Stored records:
-- START --

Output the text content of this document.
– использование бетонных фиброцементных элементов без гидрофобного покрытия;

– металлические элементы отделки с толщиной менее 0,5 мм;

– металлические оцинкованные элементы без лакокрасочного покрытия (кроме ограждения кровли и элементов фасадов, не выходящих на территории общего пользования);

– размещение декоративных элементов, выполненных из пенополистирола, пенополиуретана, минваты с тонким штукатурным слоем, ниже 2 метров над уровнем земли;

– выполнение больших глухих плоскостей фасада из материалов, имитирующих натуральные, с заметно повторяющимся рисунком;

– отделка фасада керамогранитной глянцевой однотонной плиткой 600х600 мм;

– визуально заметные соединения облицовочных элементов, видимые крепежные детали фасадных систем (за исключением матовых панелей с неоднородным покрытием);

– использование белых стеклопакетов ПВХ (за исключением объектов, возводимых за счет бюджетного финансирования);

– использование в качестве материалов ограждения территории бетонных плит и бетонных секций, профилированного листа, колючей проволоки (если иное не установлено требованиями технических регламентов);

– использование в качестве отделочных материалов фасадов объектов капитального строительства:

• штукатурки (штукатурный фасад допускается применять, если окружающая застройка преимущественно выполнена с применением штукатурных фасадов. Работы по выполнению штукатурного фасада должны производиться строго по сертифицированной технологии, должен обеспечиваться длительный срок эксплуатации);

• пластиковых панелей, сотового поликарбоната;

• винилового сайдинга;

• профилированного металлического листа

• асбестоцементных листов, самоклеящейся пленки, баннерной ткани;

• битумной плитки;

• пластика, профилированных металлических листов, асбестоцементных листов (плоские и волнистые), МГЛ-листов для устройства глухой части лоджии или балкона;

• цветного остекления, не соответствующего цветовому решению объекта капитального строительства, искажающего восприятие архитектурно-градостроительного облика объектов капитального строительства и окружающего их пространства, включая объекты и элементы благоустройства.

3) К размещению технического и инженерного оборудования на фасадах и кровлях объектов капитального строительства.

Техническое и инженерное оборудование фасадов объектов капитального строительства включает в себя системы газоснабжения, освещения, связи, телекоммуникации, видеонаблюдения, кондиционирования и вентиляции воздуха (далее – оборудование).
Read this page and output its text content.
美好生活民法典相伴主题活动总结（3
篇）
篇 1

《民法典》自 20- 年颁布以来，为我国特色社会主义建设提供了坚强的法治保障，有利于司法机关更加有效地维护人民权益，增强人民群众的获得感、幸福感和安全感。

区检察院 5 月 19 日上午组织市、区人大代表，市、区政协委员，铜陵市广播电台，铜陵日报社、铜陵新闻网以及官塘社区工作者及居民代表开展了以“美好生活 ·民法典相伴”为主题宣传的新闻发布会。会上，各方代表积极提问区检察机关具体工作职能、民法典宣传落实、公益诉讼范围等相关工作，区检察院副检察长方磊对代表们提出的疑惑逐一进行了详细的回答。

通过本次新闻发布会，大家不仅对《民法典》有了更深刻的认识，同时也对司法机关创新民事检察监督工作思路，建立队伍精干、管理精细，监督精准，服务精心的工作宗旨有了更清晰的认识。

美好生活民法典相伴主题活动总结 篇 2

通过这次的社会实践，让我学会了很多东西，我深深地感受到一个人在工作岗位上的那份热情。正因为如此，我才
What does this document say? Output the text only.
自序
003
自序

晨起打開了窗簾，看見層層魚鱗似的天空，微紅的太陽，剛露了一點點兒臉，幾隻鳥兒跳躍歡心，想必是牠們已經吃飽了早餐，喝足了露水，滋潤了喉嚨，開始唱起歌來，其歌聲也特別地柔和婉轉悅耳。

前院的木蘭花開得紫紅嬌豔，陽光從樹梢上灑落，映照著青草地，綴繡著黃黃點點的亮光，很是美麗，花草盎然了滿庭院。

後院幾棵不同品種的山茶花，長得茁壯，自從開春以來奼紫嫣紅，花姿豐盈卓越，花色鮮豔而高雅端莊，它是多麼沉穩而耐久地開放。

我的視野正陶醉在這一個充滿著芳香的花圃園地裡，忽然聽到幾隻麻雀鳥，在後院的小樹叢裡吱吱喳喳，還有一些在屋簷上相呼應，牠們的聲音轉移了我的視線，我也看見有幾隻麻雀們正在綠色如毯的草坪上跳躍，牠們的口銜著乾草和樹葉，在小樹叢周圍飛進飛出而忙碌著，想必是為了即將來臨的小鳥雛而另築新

-- END --

In the entries above, find the lines containing the word "качестве" and say how many there are, with no other words.

2